Records excerpted from a collection

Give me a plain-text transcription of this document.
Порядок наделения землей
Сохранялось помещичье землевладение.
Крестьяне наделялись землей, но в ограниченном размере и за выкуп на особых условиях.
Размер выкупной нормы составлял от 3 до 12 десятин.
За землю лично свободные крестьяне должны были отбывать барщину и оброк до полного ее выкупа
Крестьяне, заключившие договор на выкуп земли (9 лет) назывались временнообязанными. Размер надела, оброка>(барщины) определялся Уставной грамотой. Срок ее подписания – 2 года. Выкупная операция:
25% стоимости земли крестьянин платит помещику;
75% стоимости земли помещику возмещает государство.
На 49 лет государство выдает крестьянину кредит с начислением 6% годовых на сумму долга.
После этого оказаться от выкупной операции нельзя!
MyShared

TASK DETAILS
Find the lines with the string "помещику" and reproduce them.

OUTPUT FOR THIS EXERCISE
25% стоимости земли крестьянин платит помещику;
75% стоимости земли помещику возмещает государство.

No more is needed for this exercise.